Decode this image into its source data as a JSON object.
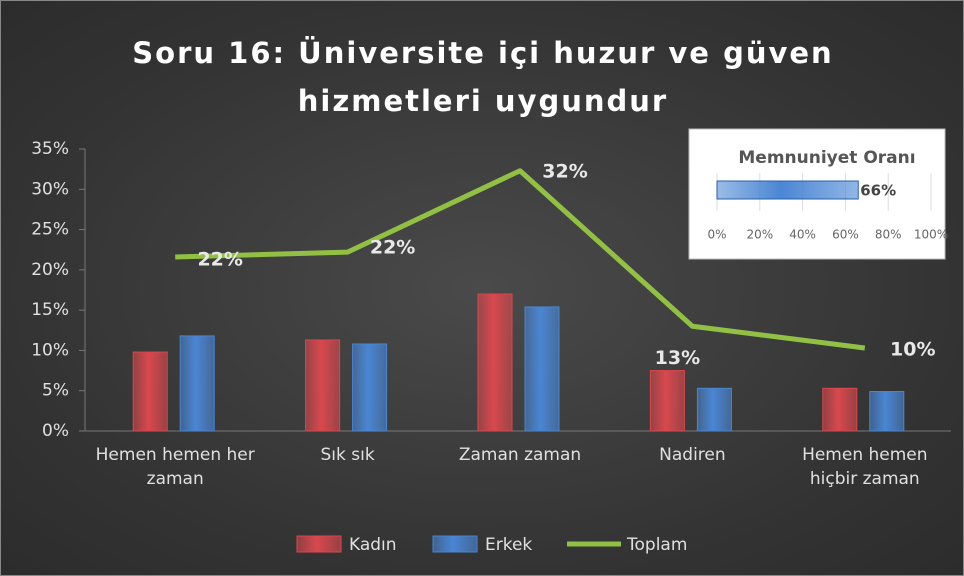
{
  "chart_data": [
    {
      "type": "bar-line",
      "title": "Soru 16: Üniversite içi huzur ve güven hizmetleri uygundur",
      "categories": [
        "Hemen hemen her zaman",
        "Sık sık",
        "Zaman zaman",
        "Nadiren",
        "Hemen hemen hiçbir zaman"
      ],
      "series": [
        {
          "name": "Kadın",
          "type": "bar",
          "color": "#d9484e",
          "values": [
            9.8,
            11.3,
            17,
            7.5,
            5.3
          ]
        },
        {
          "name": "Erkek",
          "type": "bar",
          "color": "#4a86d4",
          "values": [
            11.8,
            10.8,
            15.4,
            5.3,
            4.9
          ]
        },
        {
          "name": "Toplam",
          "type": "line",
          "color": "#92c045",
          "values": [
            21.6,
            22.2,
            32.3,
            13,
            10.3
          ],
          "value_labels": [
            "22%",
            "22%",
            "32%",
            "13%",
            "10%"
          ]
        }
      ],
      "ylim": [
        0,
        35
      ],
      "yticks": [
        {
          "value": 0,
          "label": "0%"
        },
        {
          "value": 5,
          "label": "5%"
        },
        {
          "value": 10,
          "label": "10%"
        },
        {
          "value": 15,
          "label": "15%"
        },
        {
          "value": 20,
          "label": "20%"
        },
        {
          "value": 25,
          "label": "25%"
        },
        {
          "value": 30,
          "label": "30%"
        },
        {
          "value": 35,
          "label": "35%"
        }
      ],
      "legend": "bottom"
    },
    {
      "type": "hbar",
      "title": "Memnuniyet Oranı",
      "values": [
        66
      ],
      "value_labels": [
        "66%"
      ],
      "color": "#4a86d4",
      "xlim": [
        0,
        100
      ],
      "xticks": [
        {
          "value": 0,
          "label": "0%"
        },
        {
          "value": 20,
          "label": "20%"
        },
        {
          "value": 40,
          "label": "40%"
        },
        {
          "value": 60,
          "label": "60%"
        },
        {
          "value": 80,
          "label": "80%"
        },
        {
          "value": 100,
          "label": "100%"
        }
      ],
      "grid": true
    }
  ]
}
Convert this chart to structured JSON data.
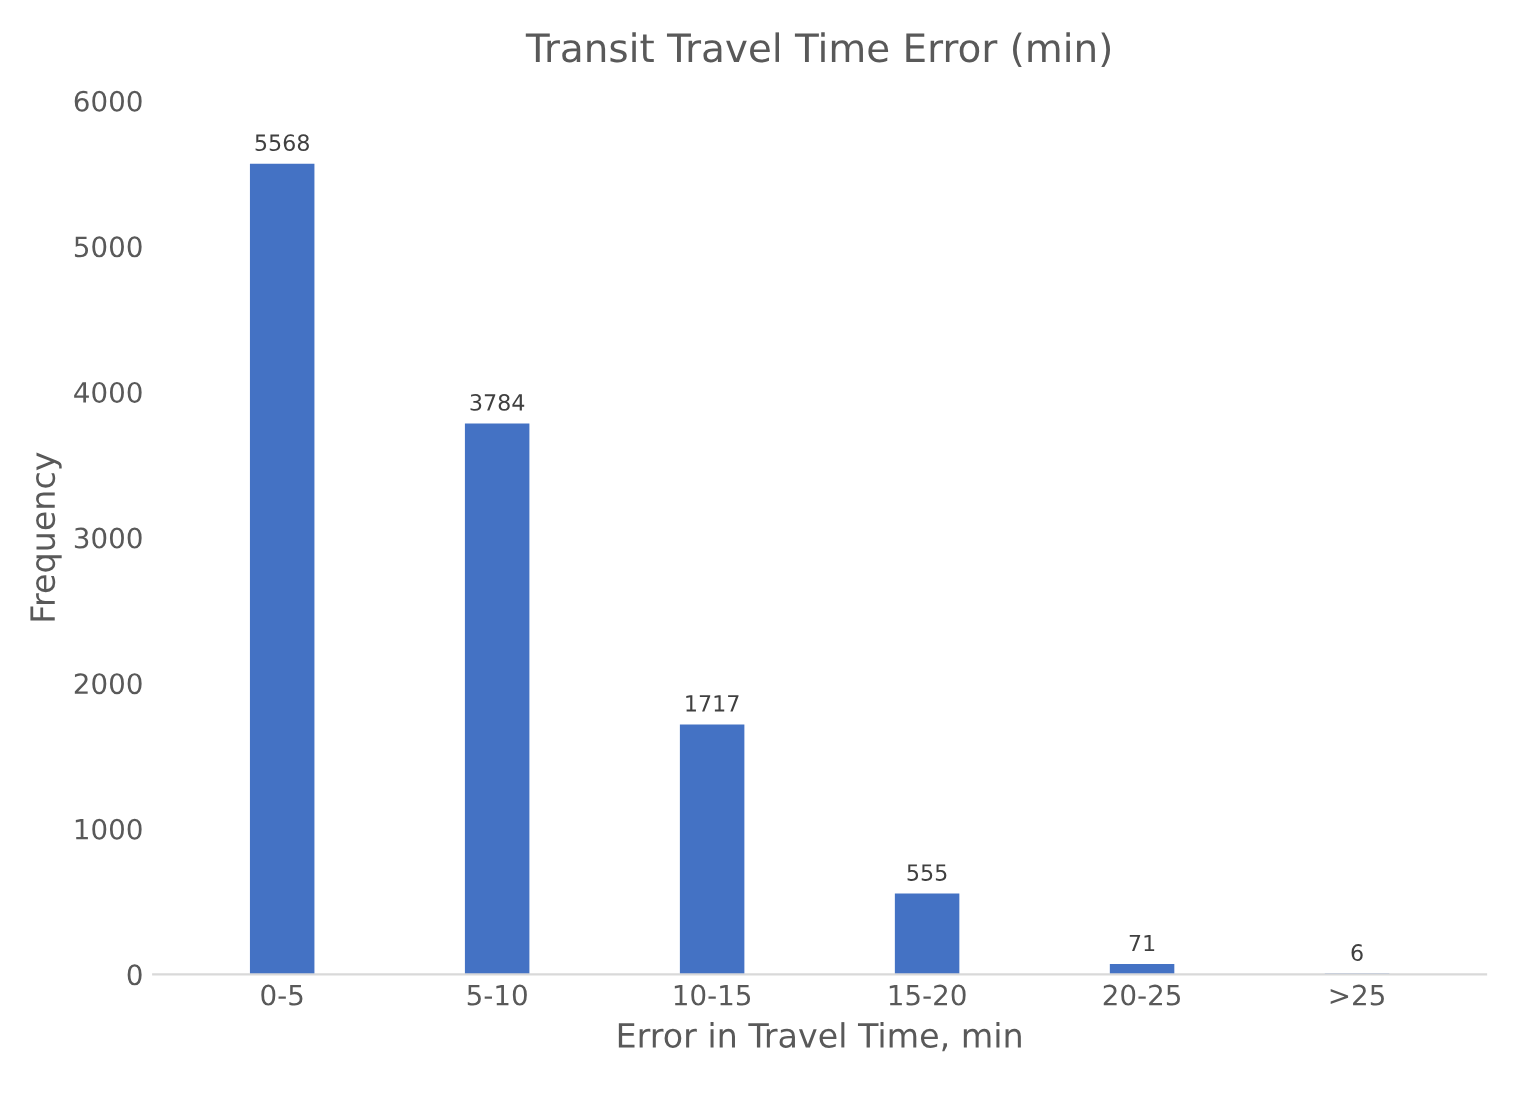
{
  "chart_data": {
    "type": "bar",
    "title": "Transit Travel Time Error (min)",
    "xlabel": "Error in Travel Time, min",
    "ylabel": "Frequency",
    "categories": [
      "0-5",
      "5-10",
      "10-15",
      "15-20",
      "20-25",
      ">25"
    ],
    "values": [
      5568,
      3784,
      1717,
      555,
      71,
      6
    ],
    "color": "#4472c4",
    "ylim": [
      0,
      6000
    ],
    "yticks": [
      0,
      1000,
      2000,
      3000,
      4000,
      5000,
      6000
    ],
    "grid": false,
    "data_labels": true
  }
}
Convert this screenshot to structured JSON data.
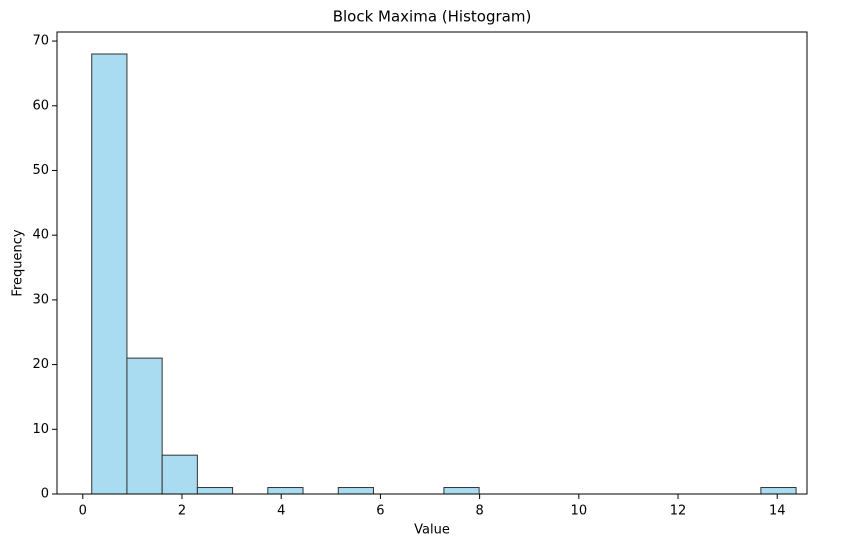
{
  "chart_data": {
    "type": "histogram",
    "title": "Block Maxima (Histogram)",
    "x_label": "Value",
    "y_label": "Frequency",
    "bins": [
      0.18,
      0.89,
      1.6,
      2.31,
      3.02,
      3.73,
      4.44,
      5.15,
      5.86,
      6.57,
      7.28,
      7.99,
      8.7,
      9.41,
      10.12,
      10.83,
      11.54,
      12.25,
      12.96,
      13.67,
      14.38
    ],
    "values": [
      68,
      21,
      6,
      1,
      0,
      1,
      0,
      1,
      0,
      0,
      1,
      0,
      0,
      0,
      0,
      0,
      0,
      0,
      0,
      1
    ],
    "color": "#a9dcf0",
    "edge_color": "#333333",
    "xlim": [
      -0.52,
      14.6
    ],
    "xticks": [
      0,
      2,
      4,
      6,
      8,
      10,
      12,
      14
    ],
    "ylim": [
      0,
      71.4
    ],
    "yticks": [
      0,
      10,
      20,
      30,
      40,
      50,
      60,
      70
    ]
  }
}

-*-*-

Exclude the pictures and repeat every other part of the records word for word.

ANSWER BELOW:
Decode this image into its source data as a JSON object.
{
  "chart_data": [
    {
      "type": "bar-line",
      "title": "Soru 16: Üniversite içi huzur ve güven hizmetleri uygundur",
      "categories": [
        "Hemen hemen her zaman",
        "Sık sık",
        "Zaman zaman",
        "Nadiren",
        "Hemen hemen hiçbir zaman"
      ],
      "series": [
        {
          "name": "Kadın",
          "type": "bar",
          "color": "#d9484e",
          "values": [
            9.8,
            11.3,
            17,
            7.5,
            5.3
          ]
        },
        {
          "name": "Erkek",
          "type": "bar",
          "color": "#4a86d4",
          "values": [
            11.8,
            10.8,
            15.4,
            5.3,
            4.9
          ]
        },
        {
          "name": "Toplam",
          "type": "line",
          "color": "#92c045",
          "values": [
            21.6,
            22.2,
            32.3,
            13,
            10.3
          ],
          "value_labels": [
            "22%",
            "22%",
            "32%",
            "13%",
            "10%"
          ]
        }
      ],
      "ylim": [
        0,
        35
      ],
      "yticks": [
        {
          "value": 0,
          "label": "0%"
        },
        {
          "value": 5,
          "label": "5%"
        },
        {
          "value": 10,
          "label": "10%"
        },
        {
          "value": 15,
          "label": "15%"
        },
        {
          "value": 20,
          "label": "20%"
        },
        {
          "value": 25,
          "label": "25%"
        },
        {
          "value": 30,
          "label": "30%"
        },
        {
          "value": 35,
          "label": "35%"
        }
      ],
      "legend": "bottom"
    },
    {
      "type": "hbar",
      "title": "Memnuniyet Oranı",
      "values": [
        66
      ],
      "value_labels": [
        "66%"
      ],
      "color": "#4a86d4",
      "xlim": [
        0,
        100
      ],
      "xticks": [
        {
          "value": 0,
          "label": "0%"
        },
        {
          "value": 20,
          "label": "20%"
        },
        {
          "value": 40,
          "label": "40%"
        },
        {
          "value": 60,
          "label": "60%"
        },
        {
          "value": 80,
          "label": "80%"
        },
        {
          "value": 100,
          "label": "100%"
        }
      ],
      "grid": true
    }
  ]
}
Convert this chart to structured JSON data.
{
  "chart_data": {
    "type": "bar",
    "title": "Transit Travel Time Error (min)",
    "xlabel": "Error in Travel Time, min",
    "ylabel": "Frequency",
    "categories": [
      "0-5",
      "5-10",
      "10-15",
      "15-20",
      "20-25",
      ">25"
    ],
    "values": [
      5568,
      3784,
      1717,
      555,
      71,
      6
    ],
    "color": "#4472c4",
    "ylim": [
      0,
      6000
    ],
    "yticks": [
      0,
      1000,
      2000,
      3000,
      4000,
      5000,
      6000
    ],
    "grid": false,
    "data_labels": true
  }
}
Convert this screenshot to structured JSON data.
{
  "chart_data": {
    "type": "histogram",
    "title": "Block Maxima (Histogram)",
    "x_label": "Value",
    "y_label": "Frequency",
    "bins": [
      0.18,
      0.89,
      1.6,
      2.31,
      3.02,
      3.73,
      4.44,
      5.15,
      5.86,
      6.57,
      7.28,
      7.99,
      8.7,
      9.41,
      10.12,
      10.83,
      11.54,
      12.25,
      12.96,
      13.67,
      14.38
    ],
    "values": [
      68,
      21,
      6,
      1,
      0,
      1,
      0,
      1,
      0,
      0,
      1,
      0,
      0,
      0,
      0,
      0,
      0,
      0,
      0,
      1
    ],
    "color": "#a9dcf0",
    "edge_color": "#333333",
    "xlim": [
      -0.52,
      14.6
    ],
    "xticks": [
      0,
      2,
      4,
      6,
      8,
      10,
      12,
      14
    ],
    "ylim": [
      0,
      71.4
    ],
    "yticks": [
      0,
      10,
      20,
      30,
      40,
      50,
      60,
      70
    ]
  }
}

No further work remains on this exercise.